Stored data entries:
****************

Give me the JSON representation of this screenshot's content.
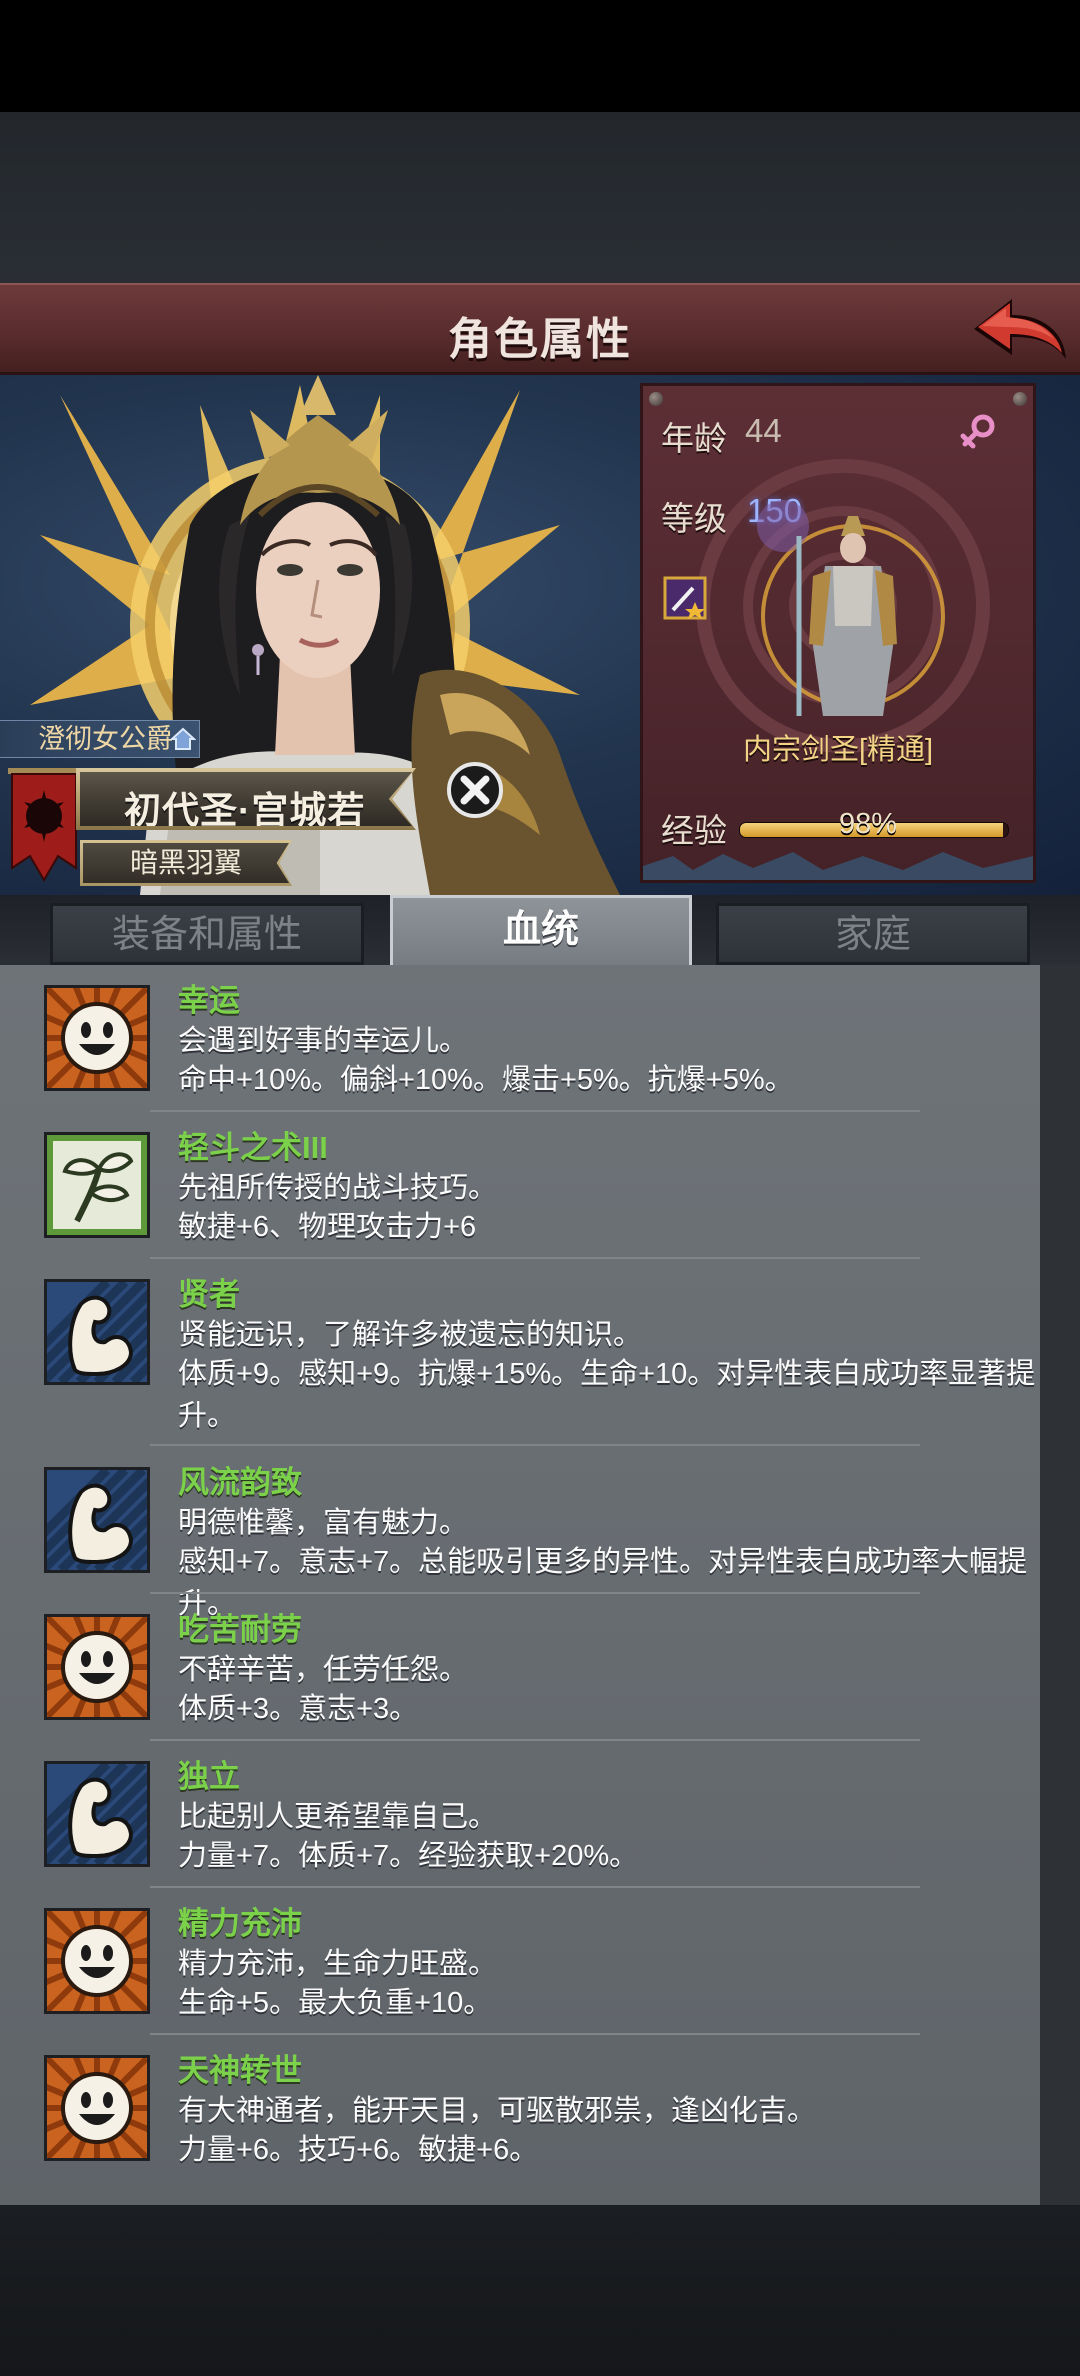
{
  "header": {
    "title": "角色属性"
  },
  "character": {
    "noble_title": "澄彻女公爵",
    "name": "初代圣·宫城若",
    "subtitle": "暗黑羽翼",
    "age_label": "年龄",
    "age": "44",
    "level_label": "等级",
    "level": "150",
    "class_name": "内宗剑圣[精通]",
    "exp_label": "经验",
    "exp_percent_text": "98%",
    "exp_fraction": 0.98
  },
  "tabs": [
    {
      "label": "装备和属性"
    },
    {
      "label": "血统"
    },
    {
      "label": "家庭"
    }
  ],
  "active_tab": "血统",
  "traits": [
    {
      "icon": "smiley-icon",
      "name": "幸运",
      "desc": "会遇到好事的幸运儿。",
      "effect": "命中+10%。偏斜+10%。爆击+5%。抗爆+5%。"
    },
    {
      "icon": "leaf-icon",
      "name": "轻斗之术III",
      "desc": "先祖所传授的战斗技巧。",
      "effect": "敏捷+6、物理攻击力+6"
    },
    {
      "icon": "muscle-arm-icon",
      "name": "贤者",
      "desc": "贤能远识，了解许多被遗忘的知识。",
      "effect": "体质+9。感知+9。抗爆+15%。生命+10。对异性表白成功率显著提升。"
    },
    {
      "icon": "muscle-arm-icon",
      "name": "风流韵致",
      "desc": "明德惟馨，富有魅力。",
      "effect": "感知+7。意志+7。总能吸引更多的异性。对异性表白成功率大幅提升。"
    },
    {
      "icon": "smiley-icon",
      "name": "吃苦耐劳",
      "desc": "不辞辛苦，任劳任怨。",
      "effect": "体质+3。意志+3。"
    },
    {
      "icon": "muscle-arm-icon",
      "name": "独立",
      "desc": "比起别人更希望靠自己。",
      "effect": "力量+7。体质+7。经验获取+20%。"
    },
    {
      "icon": "smiley-icon",
      "name": "精力充沛",
      "desc": "精力充沛，生命力旺盛。",
      "effect": "生命+5。最大负重+10。"
    },
    {
      "icon": "smiley-icon",
      "name": "天神转世",
      "desc": "有大神通者，能开天目，可驱散邪祟，逢凶化吉。",
      "effect": "力量+6。技巧+6。敏捷+6。"
    }
  ],
  "colors": {
    "trait_name": "#7bd24a",
    "header_bg": "#5a2c2e",
    "level_value": "#9fb6ff",
    "class_name": "#f3d486"
  }
}
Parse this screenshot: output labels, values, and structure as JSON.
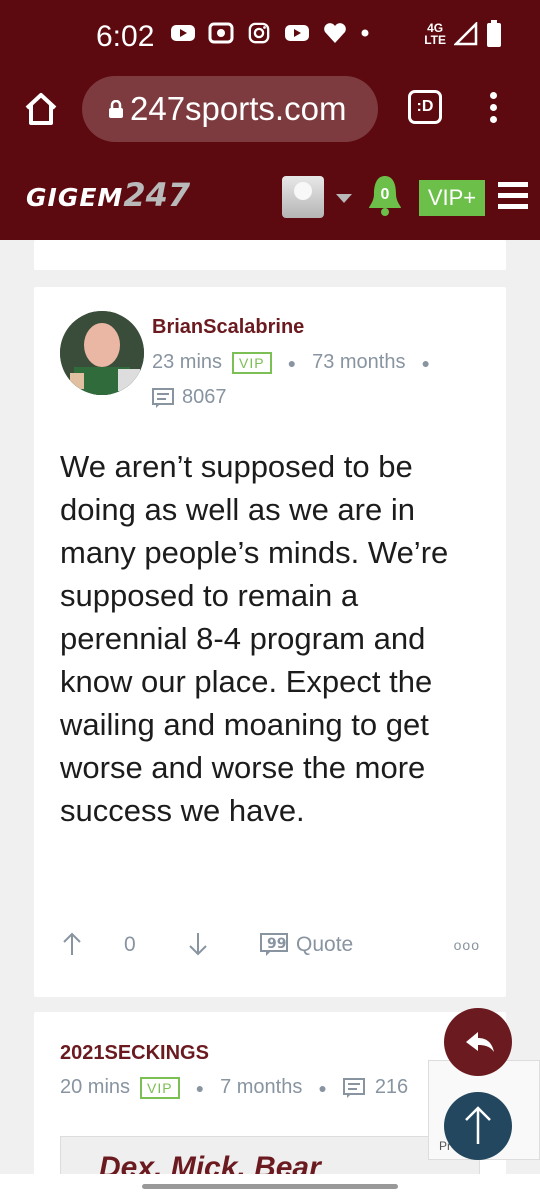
{
  "status_bar": {
    "time": "6:02",
    "network": "4G LTE",
    "icons": [
      "youtube-icon",
      "radio-icon",
      "instagram-icon",
      "youtube-icon",
      "heart-icon",
      "dot-icon",
      "signal-icon",
      "battery-icon"
    ]
  },
  "browser": {
    "url": "247sports.com",
    "url_prefix": "",
    "tab_label": ":D"
  },
  "site_header": {
    "logo_text": "GIGEM",
    "logo_number": "247",
    "notification_count": "0",
    "vip_label": "VIP+",
    "brand_color": "#5c0a0f",
    "vip_color": "#6cc04a"
  },
  "post": {
    "username": "BrianScalabrine",
    "time_ago": "23 mins",
    "badge": "VIP",
    "membership": "73 months",
    "message_count": "8067",
    "body": "We aren’t supposed to be doing as well as we are in many people’s minds. We’re supposed to remain a perennial 8-4 program and know our place. Expect the wailing and moaning to get worse and worse the more success we have.",
    "upvotes": "0",
    "quote_label": "Quote",
    "more_label": "ooo"
  },
  "next_post": {
    "username": "2021SECKINGS",
    "time_ago": "20 mins",
    "badge": "VIP",
    "membership": "7 months",
    "message_count": "216",
    "quote_preview": "Dex, Mick, Bear"
  },
  "recaptcha": {
    "text": "Privacy - Terms",
    "text_visible": "Pr         erms"
  }
}
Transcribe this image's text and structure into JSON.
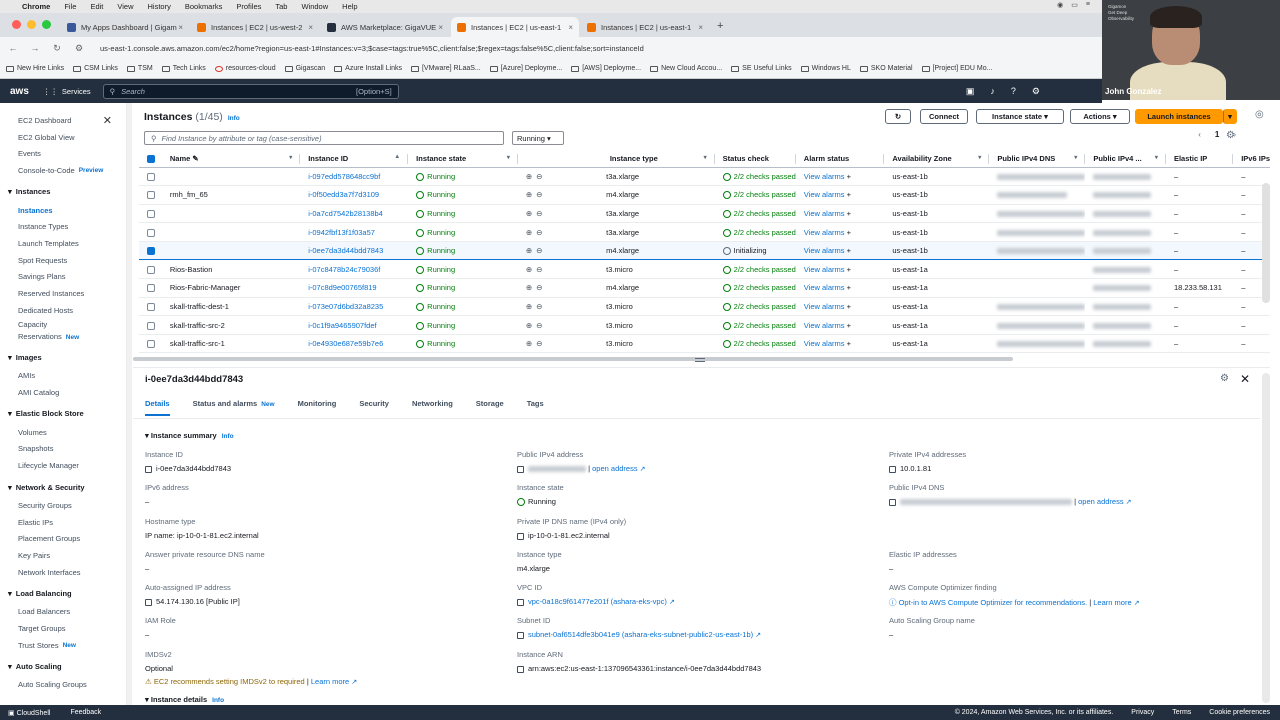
{
  "mac": {
    "app": "Chrome",
    "menus": [
      "File",
      "Edit",
      "View",
      "History",
      "Bookmarks",
      "Profiles",
      "Tab",
      "Window",
      "Help"
    ]
  },
  "tabs": [
    {
      "title": "My Apps Dashboard | Gigamo",
      "color": "#3b5998"
    },
    {
      "title": "Instances | EC2 | us-west-2",
      "color": "#ed7100"
    },
    {
      "title": "AWS Marketplace: GigaVUE Cl",
      "color": "#232f3e"
    },
    {
      "title": "Instances | EC2 | us-east-1",
      "color": "#ed7100",
      "active": true
    },
    {
      "title": "Instances | EC2 | us-east-1",
      "color": "#ed7100"
    }
  ],
  "address": "us-east-1.console.aws.amazon.com/ec2/home?region=us-east-1#Instances:v=3;$case=tags:true%5C,client:false;$regex=tags:false%5C,client:false;sort=instanceId",
  "bookmarks": [
    "New Hire Links",
    "CSM Links",
    "TSM",
    "Tech Links",
    "resources-cloud",
    "Gigascan",
    "Azure Install Links",
    "[VMware] RLaaS...",
    "[Azure] Deployme...",
    "[AWS] Deployme...",
    "New Cloud Accou...",
    "SE Useful Links",
    "Windows HL",
    "SKO Material",
    "[Project] EDU Mo..."
  ],
  "video": {
    "name": "John Gonzalez",
    "caption_top": "Gigamon",
    "caption_sub": "Get Deep Observability"
  },
  "aws": {
    "logo": "aws",
    "services": "Services",
    "search_placeholder": "Search",
    "search_shortcut": "[Option+S]"
  },
  "sidebar": {
    "top": [
      "EC2 Dashboard",
      "EC2 Global View",
      "Events",
      "Console-to-Code"
    ],
    "preview_badge": "Preview",
    "sections": [
      {
        "title": "Instances",
        "items": [
          "Instances",
          "Instance Types",
          "Launch Templates",
          "Spot Requests",
          "Savings Plans",
          "Reserved Instances",
          "Dedicated Hosts",
          "Capacity Reservations"
        ]
      },
      {
        "title": "Images",
        "items": [
          "AMIs",
          "AMI Catalog"
        ]
      },
      {
        "title": "Elastic Block Store",
        "items": [
          "Volumes",
          "Snapshots",
          "Lifecycle Manager"
        ]
      },
      {
        "title": "Network & Security",
        "items": [
          "Security Groups",
          "Elastic IPs",
          "Placement Groups",
          "Key Pairs",
          "Network Interfaces"
        ]
      },
      {
        "title": "Load Balancing",
        "items": [
          "Load Balancers",
          "Target Groups",
          "Trust Stores"
        ]
      },
      {
        "title": "Auto Scaling",
        "items": [
          "Auto Scaling Groups"
        ]
      }
    ],
    "new_badge": "New"
  },
  "page": {
    "title": "Instances",
    "count": "(1/45)",
    "info": "Info",
    "connect": "Connect",
    "instance_state": "Instance state",
    "actions": "Actions",
    "launch": "Launch instances",
    "find_placeholder": "Find Instance by attribute or tag (case-sensitive)",
    "filter": "Running",
    "page_num": "1"
  },
  "columns": [
    "Name",
    "Instance ID",
    "Instance state",
    "Instance type",
    "Status check",
    "Alarm status",
    "Availability Zone",
    "Public IPv4 DNS",
    "Public IPv4 ...",
    "Elastic IP",
    "IPv6 IPs"
  ],
  "rows": [
    {
      "name": "",
      "id": "i-097edd578648cc9bf",
      "state": "Running",
      "type": "t3a.xlarge",
      "check": "2/2 checks passed",
      "zone": "us-east-1b",
      "eip": "–",
      "ipv6": "–"
    },
    {
      "name": "rmh_fm_65",
      "id": "i-0f50edd3a7f7d3109",
      "state": "Running",
      "type": "m4.xlarge",
      "check": "2/2 checks passed",
      "zone": "us-east-1b",
      "eip": "–",
      "ipv6": "–"
    },
    {
      "name": "",
      "id": "i-0a7cd7542b28138b4",
      "state": "Running",
      "type": "t3a.xlarge",
      "check": "2/2 checks passed",
      "zone": "us-east-1b",
      "eip": "–",
      "ipv6": "–"
    },
    {
      "name": "",
      "id": "i-0942fbf13f1f03a57",
      "state": "Running",
      "type": "t3a.xlarge",
      "check": "2/2 checks passed",
      "zone": "us-east-1b",
      "eip": "–",
      "ipv6": "–"
    },
    {
      "name": "",
      "id": "i-0ee7da3d44bdd7843",
      "state": "Running",
      "type": "m4.xlarge",
      "check": "Initializing",
      "zone": "us-east-1b",
      "eip": "–",
      "ipv6": "–",
      "selected": true
    },
    {
      "name": "Rios-Bastion",
      "id": "i-07c8478b24c79036f",
      "state": "Running",
      "type": "t3.micro",
      "check": "2/2 checks passed",
      "zone": "us-east-1a",
      "eip": "–",
      "ipv6": "–"
    },
    {
      "name": "Rios-Fabric-Manager",
      "id": "i-07c8d9e00765f819",
      "state": "Running",
      "type": "m4.xlarge",
      "check": "2/2 checks passed",
      "zone": "us-east-1a",
      "eip": "18.233.58.131",
      "ipv6": "–"
    },
    {
      "name": "skall-traffic-dest-1",
      "id": "i-073e07d6bd32a8235",
      "state": "Running",
      "type": "t3.micro",
      "check": "2/2 checks passed",
      "zone": "us-east-1a",
      "eip": "–",
      "ipv6": "–"
    },
    {
      "name": "skall-traffic-src-2",
      "id": "i-0c1f9a9465907fdef",
      "state": "Running",
      "type": "t3.micro",
      "check": "2/2 checks passed",
      "zone": "us-east-1a",
      "eip": "–",
      "ipv6": "–"
    },
    {
      "name": "skall-traffic-src-1",
      "id": "i-0e4930e687e59b7e6",
      "state": "Running",
      "type": "t3.micro",
      "check": "2/2 checks passed",
      "zone": "us-east-1a",
      "eip": "–",
      "ipv6": "–"
    }
  ],
  "alarm_text": "View alarms",
  "detail": {
    "title": "i-0ee7da3d44bdd7843",
    "tabs": [
      "Details",
      "Status and alarms",
      "Monitoring",
      "Security",
      "Networking",
      "Storage",
      "Tags"
    ],
    "summary": "Instance summary",
    "fields": {
      "instance_id_l": "Instance ID",
      "instance_id": "i-0ee7da3d44bdd7843",
      "ipv6_l": "IPv6 address",
      "ipv6": "–",
      "hostname_l": "Hostname type",
      "hostname": "IP name: ip-10-0-1-81.ec2.internal",
      "answer_l": "Answer private resource DNS name",
      "answer": "–",
      "autoip_l": "Auto-assigned IP address",
      "autoip": "54.174.130.16 [Public IP]",
      "iam_l": "IAM Role",
      "iam": "–",
      "imds_l": "IMDSv2",
      "imds": "Optional",
      "imds_warn": "EC2 recommends setting IMDSv2 to required",
      "learn": "Learn more",
      "pubip_l": "Public IPv4 address",
      "open_address": "open address",
      "state_l": "Instance state",
      "state": "Running",
      "privdns_l": "Private IP DNS name (IPv4 only)",
      "privdns": "ip-10-0-1-81.ec2.internal",
      "type_l": "Instance type",
      "type": "m4.xlarge",
      "vpc_l": "VPC ID",
      "vpc": "vpc-0a18c9f61477e201f (ashara-eks-vpc)",
      "subnet_l": "Subnet ID",
      "subnet": "subnet-0af6514dfe3b041e9 (ashara-eks-subnet-public2-us-east-1b)",
      "arn_l": "Instance ARN",
      "arn": "arn:aws:ec2:us-east-1:137096543361:instance/i-0ee7da3d44bdd7843",
      "privip_l": "Private IPv4 addresses",
      "privip": "10.0.1.81",
      "pubdns_l": "Public IPv4 DNS",
      "eip_l": "Elastic IP addresses",
      "eip": "–",
      "opt_l": "AWS Compute Optimizer finding",
      "opt": "Opt-in to AWS Compute Optimizer for recommendations.",
      "asg_l": "Auto Scaling Group name",
      "asg": "–"
    },
    "next_section": "Instance details"
  },
  "footer": {
    "cloudshell": "CloudShell",
    "feedback": "Feedback",
    "copyright": "© 2024, Amazon Web Services, Inc. or its affiliates.",
    "privacy": "Privacy",
    "terms": "Terms",
    "cookies": "Cookie preferences"
  }
}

****************

* [Aim]:
For each line of the entries that includes "Load", show that line.

* [Exercise response]:
        "title": "Load Balancing",
          "Load Balancers",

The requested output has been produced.